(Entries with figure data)
----------
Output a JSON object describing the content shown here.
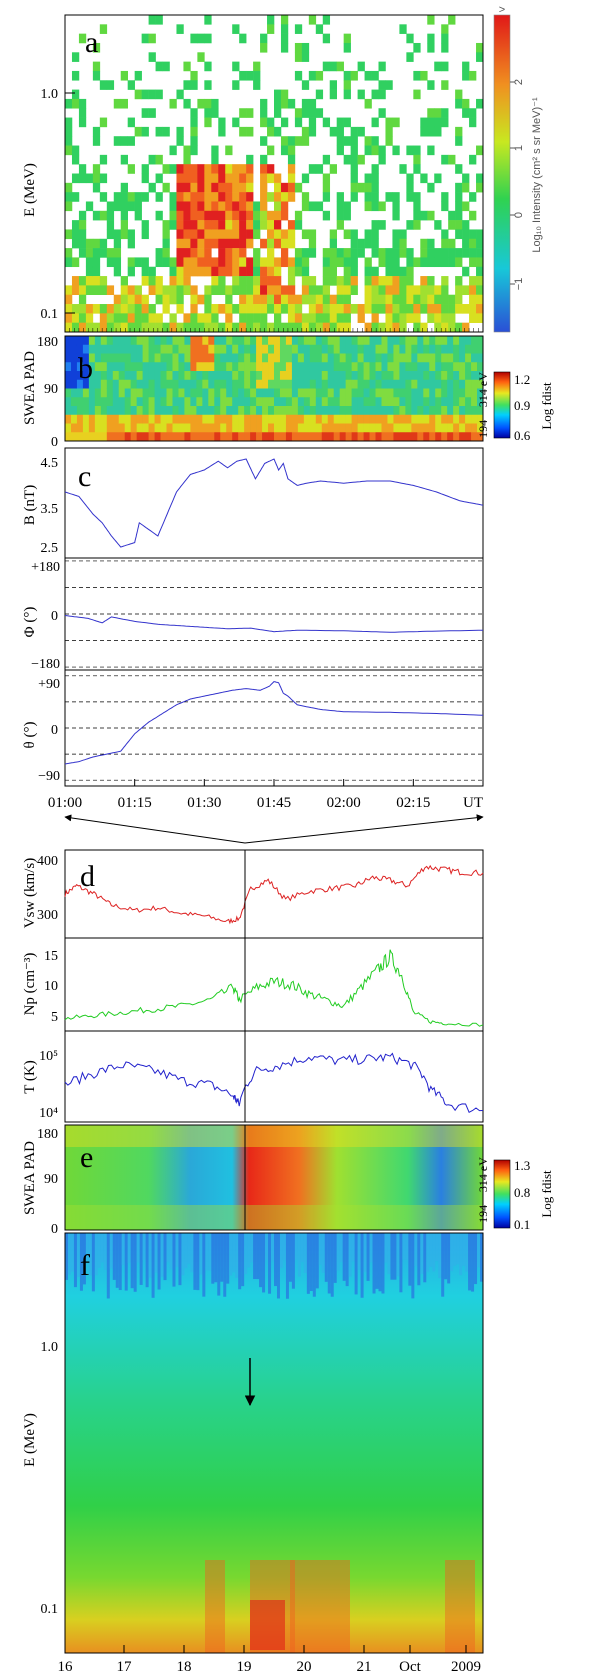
{
  "figure": {
    "panel_letters": [
      "a",
      "b",
      "c",
      "d",
      "e",
      "f"
    ]
  },
  "colorbars": {
    "top": {
      "title": "Log₁₀ Intensity (cm² s sr MeV)⁻¹",
      "ticks": [
        "2",
        "1",
        "0",
        "−1"
      ],
      "overflow_mark": ">"
    },
    "swea1": {
      "energy": "194 − 314 eV",
      "title": "Log fdist",
      "ticks": [
        "1.2",
        "0.9",
        "0.6"
      ]
    },
    "swea2": {
      "energy": "194 − 314 eV",
      "title": "Log fdist",
      "ticks": [
        "1.3",
        "0.8",
        "0.1"
      ]
    }
  },
  "chart_data": [
    {
      "panel": "a",
      "type": "heatmap",
      "ylabel": "E (MeV)",
      "yscale": "log",
      "ytick_labels": [
        "1.0",
        "0.1"
      ],
      "x_range": [
        "01:00",
        "02:30"
      ],
      "note": "sparse counts with an enhancement near 01:24-01:40 at 0.15-0.3 MeV"
    },
    {
      "panel": "b",
      "type": "heatmap",
      "ylabel": "SWEA PAD",
      "ytick_labels": [
        "180",
        "90",
        "0"
      ],
      "ylim": [
        0,
        180
      ],
      "color_range": [
        0.6,
        1.2
      ]
    },
    {
      "panel": "c",
      "type": "line",
      "ylabel": "B (nT)",
      "ytick_labels": [
        "4.5",
        "3.5",
        "2.5"
      ],
      "ylim": [
        2.3,
        4.8
      ],
      "x": [
        0,
        3,
        6,
        8,
        10,
        12,
        15,
        16,
        20,
        24,
        27,
        30,
        33,
        35,
        37,
        39,
        41,
        43,
        45,
        46,
        47,
        48,
        50,
        52,
        55,
        60,
        65,
        70,
        75,
        80,
        85,
        90
      ],
      "values": [
        3.8,
        3.7,
        3.3,
        3.1,
        2.8,
        2.55,
        2.65,
        3.1,
        2.8,
        3.8,
        4.2,
        4.3,
        4.5,
        4.35,
        4.5,
        4.55,
        4.1,
        4.45,
        4.55,
        4.3,
        4.45,
        4.1,
        3.95,
        4.0,
        4.05,
        4.0,
        4.05,
        4.05,
        3.95,
        3.8,
        3.6,
        3.5
      ],
      "color": "#3333cc"
    },
    {
      "panel": "c",
      "type": "line",
      "ylabel": "Φ (°)",
      "ytick_labels": [
        "+180",
        "0",
        "−180"
      ],
      "ylim": [
        -190,
        190
      ],
      "reference_lines": [
        180,
        90,
        0,
        -90,
        -180
      ],
      "x": [
        0,
        5,
        8,
        10,
        15,
        20,
        25,
        30,
        35,
        40,
        45,
        50,
        60,
        70,
        80,
        90
      ],
      "values": [
        -5,
        -15,
        -30,
        -10,
        -25,
        -35,
        -40,
        -45,
        -50,
        -48,
        -60,
        -55,
        -57,
        -62,
        -58,
        -55
      ],
      "color": "#3333cc"
    },
    {
      "panel": "c",
      "type": "line",
      "ylabel": "θ (°)",
      "ytick_labels": [
        "+90",
        "0",
        "−90"
      ],
      "ylim": [
        -100,
        100
      ],
      "reference_lines": [
        90,
        45,
        0,
        -45,
        -90
      ],
      "x": [
        0,
        3,
        6,
        9,
        12,
        15,
        18,
        21,
        24,
        27,
        30,
        33,
        36,
        39,
        42,
        44,
        45,
        46,
        47,
        48,
        50,
        55,
        60,
        70,
        80,
        90
      ],
      "values": [
        -62,
        -58,
        -50,
        -45,
        -40,
        -10,
        10,
        25,
        40,
        50,
        55,
        60,
        65,
        68,
        65,
        72,
        80,
        78,
        60,
        55,
        40,
        32,
        28,
        27,
        25,
        22
      ],
      "color": "#3333cc",
      "x_tick_labels": [
        "01:00",
        "01:15",
        "01:30",
        "01:45",
        "02:00",
        "02:15",
        "UT"
      ]
    },
    {
      "panel": "d",
      "type": "line",
      "ylabel": "Vsw (km/s)",
      "ytick_labels": [
        "400",
        "300"
      ],
      "ylim": [
        250,
        410
      ],
      "x": [
        16,
        16.2,
        16.5,
        16.8,
        17.2,
        17.6,
        18.0,
        18.4,
        18.8,
        19.0,
        19.2,
        19.5,
        19.8,
        20.2,
        20.6,
        21.0,
        21.3,
        21.6,
        21.9,
        22.2,
        22.5,
        22.8,
        23.2
      ],
      "values": [
        330,
        345,
        330,
        310,
        300,
        305,
        295,
        290,
        280,
        285,
        340,
        355,
        320,
        335,
        340,
        345,
        360,
        355,
        345,
        380,
        375,
        370,
        368
      ],
      "color": "#dd2222"
    },
    {
      "panel": "d",
      "type": "line",
      "ylabel": "Np (cm⁻³)",
      "ytick_labels": [
        "15",
        "10",
        "5"
      ],
      "ylim": [
        2,
        17
      ],
      "x": [
        16,
        16.5,
        17.0,
        17.5,
        18.0,
        18.5,
        18.9,
        19.0,
        19.3,
        19.6,
        19.9,
        20.2,
        20.5,
        20.8,
        21.1,
        21.4,
        21.6,
        21.8,
        22.0,
        22.3,
        22.6,
        23.2
      ],
      "values": [
        4,
        4.5,
        5,
        5.5,
        6,
        7,
        9,
        7,
        9,
        10,
        9.5,
        8,
        7,
        6,
        9,
        12,
        14,
        11,
        5,
        3.5,
        3.2,
        3
      ],
      "color": "#22cc22"
    },
    {
      "panel": "d",
      "type": "line",
      "ylabel": "T (K)",
      "ytick_labels": [
        "10⁵",
        "10⁴"
      ],
      "yscale": "log",
      "ylim": [
        8000,
        200000
      ],
      "x": [
        16,
        16.5,
        17.0,
        17.5,
        18.0,
        18.5,
        18.9,
        19.0,
        19.3,
        19.7,
        20.2,
        20.7,
        21.2,
        21.6,
        22.0,
        22.3,
        22.6,
        23.2
      ],
      "values": [
        30000,
        45000,
        60000,
        50000,
        35000,
        30000,
        20000,
        15000,
        50000,
        60000,
        80000,
        70000,
        75000,
        80000,
        60000,
        25000,
        15000,
        12000
      ],
      "color": "#2222cc"
    },
    {
      "panel": "e",
      "type": "heatmap",
      "ylabel": "SWEA PAD",
      "ytick_labels": [
        "180",
        "90",
        "0"
      ],
      "ylim": [
        0,
        180
      ],
      "color_range": [
        0.1,
        1.3
      ]
    },
    {
      "panel": "f",
      "type": "heatmap",
      "ylabel": "E (MeV)",
      "yscale": "log",
      "ytick_labels": [
        "1.0",
        "0.1"
      ],
      "x_tick_labels": [
        "16",
        "17",
        "18",
        "19",
        "20",
        "21",
        "Oct",
        "2009"
      ],
      "note": "arrow marks onset near 19 Oct"
    }
  ]
}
----------
What is the number of lines in the listing above that contain the string "ylabel"? Give only the number.

10